## Selected text

....

Last week I got a call from a friend asking if I still had my bulletproof vest from my trips to Iraq over the last decade. She wanted to pass the vest on to a Black lawyer who was traveling to North Carolina to join Democratic poll watchers on Nov. 3, and whose life she feared for.
I used to have to travel to places like Iraq, Afghanistan, Russia, or Hong Kong to write about dangerous elections. Not anymore.
My friend’s fears were legitimate — coming at a time when President Trump is spewing falsehoods about wide-scale election fraud while encouraging armed white supremacists to support him. GOP intimidation of voters, along with massive efforts to suppress mail-in voting, is in our faces.
No matter who wins, the result will be ugly (unless it’s a landslide). Trump has made clear he’ll reject the results if he loses, while Democrats will contest a Trump win that’s acquired via voter suppression. As you’ve heard many times — and it’s true — our democratic system hangs in the balance, with an autocrat wannabe eager to further shred its institutions, even if he loses.

....

## Things to do
A) Can you turn the paragraph of the election column that begins "No matter who wins" into a short bulleted list that keeps its main facts?
B) Continue the election column, starting after its last sentence.
The items that come after this point are separate material and unrelated to the election column.

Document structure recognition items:
....

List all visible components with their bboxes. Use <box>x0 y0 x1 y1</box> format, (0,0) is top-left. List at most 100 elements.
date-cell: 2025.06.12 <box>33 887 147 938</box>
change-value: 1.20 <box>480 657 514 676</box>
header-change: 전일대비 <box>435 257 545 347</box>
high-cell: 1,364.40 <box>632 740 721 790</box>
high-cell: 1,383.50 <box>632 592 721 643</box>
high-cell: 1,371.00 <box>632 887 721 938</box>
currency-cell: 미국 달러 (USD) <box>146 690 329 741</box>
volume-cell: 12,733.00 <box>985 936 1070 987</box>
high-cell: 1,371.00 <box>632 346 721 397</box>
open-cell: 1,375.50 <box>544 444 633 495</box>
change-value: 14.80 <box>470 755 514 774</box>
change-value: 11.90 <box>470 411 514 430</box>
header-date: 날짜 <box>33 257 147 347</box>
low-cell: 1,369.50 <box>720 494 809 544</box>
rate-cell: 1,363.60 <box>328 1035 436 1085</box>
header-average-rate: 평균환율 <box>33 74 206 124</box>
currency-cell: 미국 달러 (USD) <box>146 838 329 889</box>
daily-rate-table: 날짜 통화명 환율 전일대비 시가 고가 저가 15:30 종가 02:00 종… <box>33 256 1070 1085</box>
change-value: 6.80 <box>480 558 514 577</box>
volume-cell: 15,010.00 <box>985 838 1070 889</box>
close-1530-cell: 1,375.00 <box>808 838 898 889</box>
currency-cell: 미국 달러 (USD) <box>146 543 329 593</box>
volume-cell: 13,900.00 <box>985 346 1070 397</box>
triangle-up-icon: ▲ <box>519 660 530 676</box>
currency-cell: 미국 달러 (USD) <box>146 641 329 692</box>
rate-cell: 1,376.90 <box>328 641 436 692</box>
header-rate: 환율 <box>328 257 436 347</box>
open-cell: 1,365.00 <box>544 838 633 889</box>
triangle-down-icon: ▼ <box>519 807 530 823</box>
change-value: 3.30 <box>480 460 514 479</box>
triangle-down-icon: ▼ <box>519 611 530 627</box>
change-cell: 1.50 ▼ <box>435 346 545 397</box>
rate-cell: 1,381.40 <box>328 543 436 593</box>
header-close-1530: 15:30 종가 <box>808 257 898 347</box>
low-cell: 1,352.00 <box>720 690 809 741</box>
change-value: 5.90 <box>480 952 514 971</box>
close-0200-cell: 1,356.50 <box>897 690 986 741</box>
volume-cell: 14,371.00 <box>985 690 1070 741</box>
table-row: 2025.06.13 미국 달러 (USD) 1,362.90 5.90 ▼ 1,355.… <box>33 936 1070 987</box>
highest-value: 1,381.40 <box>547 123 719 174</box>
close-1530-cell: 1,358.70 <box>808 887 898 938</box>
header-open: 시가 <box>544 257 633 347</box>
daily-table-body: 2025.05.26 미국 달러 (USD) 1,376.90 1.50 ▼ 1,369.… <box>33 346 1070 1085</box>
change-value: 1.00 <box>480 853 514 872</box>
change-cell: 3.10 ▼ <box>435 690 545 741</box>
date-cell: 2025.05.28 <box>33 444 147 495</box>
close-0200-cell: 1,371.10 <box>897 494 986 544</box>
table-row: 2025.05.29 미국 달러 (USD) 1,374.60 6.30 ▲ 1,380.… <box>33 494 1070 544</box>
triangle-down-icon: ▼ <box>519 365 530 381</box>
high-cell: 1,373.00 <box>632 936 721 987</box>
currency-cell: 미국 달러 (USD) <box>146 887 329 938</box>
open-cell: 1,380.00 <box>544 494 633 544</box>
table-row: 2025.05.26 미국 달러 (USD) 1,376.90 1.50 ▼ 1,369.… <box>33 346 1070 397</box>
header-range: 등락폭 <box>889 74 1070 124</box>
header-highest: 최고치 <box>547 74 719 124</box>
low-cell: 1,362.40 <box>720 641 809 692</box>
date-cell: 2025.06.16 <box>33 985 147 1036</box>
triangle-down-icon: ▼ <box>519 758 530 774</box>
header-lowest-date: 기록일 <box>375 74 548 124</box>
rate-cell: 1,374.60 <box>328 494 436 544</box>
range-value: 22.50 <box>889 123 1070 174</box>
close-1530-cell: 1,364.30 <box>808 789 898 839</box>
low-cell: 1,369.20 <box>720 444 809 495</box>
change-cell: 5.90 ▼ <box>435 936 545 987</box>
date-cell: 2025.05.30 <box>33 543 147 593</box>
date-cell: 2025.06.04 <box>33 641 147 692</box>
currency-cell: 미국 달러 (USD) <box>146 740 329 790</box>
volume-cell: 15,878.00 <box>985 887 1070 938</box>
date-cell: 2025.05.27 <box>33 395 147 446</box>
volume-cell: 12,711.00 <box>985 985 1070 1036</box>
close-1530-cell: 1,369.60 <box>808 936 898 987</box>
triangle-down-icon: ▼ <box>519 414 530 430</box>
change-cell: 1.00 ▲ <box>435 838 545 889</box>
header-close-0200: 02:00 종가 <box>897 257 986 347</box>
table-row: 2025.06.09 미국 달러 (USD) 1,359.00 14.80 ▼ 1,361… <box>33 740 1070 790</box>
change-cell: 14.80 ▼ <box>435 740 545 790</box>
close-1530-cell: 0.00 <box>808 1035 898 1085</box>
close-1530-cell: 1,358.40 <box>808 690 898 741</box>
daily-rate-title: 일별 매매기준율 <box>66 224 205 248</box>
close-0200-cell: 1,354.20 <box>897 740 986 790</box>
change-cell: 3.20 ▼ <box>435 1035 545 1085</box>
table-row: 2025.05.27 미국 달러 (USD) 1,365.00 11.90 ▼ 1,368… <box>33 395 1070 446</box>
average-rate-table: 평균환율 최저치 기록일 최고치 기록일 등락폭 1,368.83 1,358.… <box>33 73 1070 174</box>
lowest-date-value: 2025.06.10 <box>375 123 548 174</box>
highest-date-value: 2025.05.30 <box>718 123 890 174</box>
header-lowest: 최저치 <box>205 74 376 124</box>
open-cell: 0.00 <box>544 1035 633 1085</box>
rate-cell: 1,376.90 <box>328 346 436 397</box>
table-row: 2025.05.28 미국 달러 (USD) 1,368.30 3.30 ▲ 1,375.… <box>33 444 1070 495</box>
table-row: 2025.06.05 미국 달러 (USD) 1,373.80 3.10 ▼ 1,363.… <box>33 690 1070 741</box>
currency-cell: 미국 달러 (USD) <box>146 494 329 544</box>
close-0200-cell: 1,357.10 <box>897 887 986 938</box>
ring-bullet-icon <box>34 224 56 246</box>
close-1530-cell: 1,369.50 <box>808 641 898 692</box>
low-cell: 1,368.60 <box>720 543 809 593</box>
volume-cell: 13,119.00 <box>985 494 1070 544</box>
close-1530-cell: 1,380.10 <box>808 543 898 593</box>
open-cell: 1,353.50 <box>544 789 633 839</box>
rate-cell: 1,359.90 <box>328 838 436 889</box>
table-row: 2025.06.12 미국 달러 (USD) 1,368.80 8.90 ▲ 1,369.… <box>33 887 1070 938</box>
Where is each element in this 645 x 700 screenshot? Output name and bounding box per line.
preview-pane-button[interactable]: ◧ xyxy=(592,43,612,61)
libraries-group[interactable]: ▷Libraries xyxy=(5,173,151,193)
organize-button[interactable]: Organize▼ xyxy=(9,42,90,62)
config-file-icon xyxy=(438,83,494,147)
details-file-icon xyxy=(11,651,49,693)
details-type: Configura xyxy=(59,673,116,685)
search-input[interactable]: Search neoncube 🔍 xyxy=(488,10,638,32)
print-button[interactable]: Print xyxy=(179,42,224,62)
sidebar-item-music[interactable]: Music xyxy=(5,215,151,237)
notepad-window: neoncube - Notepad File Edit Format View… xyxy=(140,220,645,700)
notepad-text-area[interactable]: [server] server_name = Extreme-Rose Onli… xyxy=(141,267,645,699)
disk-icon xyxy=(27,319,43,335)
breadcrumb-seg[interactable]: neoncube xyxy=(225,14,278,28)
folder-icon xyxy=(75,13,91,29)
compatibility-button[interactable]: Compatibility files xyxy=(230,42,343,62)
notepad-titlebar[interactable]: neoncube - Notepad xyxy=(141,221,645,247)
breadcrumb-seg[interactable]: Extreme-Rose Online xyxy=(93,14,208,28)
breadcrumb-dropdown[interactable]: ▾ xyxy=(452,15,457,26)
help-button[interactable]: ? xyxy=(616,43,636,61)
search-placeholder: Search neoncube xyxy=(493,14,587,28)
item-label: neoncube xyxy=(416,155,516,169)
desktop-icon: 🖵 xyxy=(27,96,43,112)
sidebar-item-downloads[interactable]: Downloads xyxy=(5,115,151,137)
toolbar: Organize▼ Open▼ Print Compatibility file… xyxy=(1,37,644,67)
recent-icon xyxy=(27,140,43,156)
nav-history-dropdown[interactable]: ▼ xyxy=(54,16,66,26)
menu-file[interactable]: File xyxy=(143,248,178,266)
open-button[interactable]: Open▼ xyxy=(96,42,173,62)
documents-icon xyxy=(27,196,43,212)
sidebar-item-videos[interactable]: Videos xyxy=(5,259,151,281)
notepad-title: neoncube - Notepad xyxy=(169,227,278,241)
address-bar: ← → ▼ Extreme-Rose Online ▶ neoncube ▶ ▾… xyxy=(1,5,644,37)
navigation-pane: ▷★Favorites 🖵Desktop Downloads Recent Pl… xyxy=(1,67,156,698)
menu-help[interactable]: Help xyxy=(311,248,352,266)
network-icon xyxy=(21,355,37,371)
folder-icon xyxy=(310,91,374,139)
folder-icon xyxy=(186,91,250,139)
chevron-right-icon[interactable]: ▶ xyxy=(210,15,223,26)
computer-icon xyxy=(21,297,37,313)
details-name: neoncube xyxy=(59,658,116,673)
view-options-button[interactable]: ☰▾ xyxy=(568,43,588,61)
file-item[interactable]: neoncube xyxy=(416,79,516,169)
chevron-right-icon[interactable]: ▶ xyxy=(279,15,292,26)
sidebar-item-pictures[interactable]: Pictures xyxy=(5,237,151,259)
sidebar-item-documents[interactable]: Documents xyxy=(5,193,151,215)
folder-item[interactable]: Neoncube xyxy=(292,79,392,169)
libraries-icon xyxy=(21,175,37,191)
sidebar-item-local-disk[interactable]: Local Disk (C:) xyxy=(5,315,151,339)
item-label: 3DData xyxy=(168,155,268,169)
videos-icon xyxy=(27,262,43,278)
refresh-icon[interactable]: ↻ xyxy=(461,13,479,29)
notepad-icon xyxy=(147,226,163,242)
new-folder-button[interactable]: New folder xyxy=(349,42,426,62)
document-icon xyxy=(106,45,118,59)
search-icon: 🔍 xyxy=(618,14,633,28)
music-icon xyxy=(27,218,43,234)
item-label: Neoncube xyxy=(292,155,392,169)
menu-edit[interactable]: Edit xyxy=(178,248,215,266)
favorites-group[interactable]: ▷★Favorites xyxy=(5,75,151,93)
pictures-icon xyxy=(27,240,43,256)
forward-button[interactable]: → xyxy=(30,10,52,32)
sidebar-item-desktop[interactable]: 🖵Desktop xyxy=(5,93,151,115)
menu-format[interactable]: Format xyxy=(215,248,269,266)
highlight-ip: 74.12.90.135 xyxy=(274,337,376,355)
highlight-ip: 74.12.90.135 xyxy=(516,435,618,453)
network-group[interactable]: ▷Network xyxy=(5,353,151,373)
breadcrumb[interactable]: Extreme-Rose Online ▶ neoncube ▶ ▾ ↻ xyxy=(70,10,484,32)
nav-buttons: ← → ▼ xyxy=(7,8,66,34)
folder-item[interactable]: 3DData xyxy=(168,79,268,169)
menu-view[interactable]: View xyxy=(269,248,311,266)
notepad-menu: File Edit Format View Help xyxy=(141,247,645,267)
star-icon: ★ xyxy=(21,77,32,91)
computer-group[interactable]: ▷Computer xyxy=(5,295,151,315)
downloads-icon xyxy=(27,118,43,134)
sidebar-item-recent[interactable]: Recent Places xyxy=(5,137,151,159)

....

## Per-task outputs
A)
- Unless it's a landslide, the result will be ugly whoever wins.
- Trump has made clear he'll reject the results if he loses.
- Democrats will contest a Trump win acquired through voter suppression.
- The democratic system hangs in the balance, with an autocrat wannabe eager to further shred its institutions even if he loses.

B)
So thoughts of that bulletproof vest made me wonder how many Americans are ready for the struggle — to rebuild a flawed democracy too many have taken for granted, a fight that will go on no matter what happens next week.
Lately there’s been a raft of op-eds and social media posts with titles like “Will you leave the country if Trump is re-elected?” Even some of my friends are raising the subject, usually, but not always, as a sick joke. That option of self-exile is largely limited to the young or those with money, and in the time of COVID-19 most countries aren’t welcoming Americans. But the mere fact that the question is out there gets under my skin.
Why should we have assumed that democratic rights, like a free vote, would always come easy?
Black Americans know better, having fought and died for voting rights for a century and now having them challenged again by GOP suppression efforts. The long lines of African Americans waiting for many hours to vote early in Texas, Georgia, Virginia, and North Carolina have been inspiring — and fears of election-day intimidation against them infuriating.
Also inspiring have been extraordinary efforts of thousands of volunteers across the country to write postcards and make phone calls to encourage citizens to register and vote, as well as inform voters how to properly handle mail-in ballots.
But will Americans have the heart to continue that civic activism should Trump win?
It would not be easy with an unleashed president who detests experts, spreads COVID-19, and yearns to jail political opponents. A president who encourages racism, detests honest media, and disregards constitutional separation of powers.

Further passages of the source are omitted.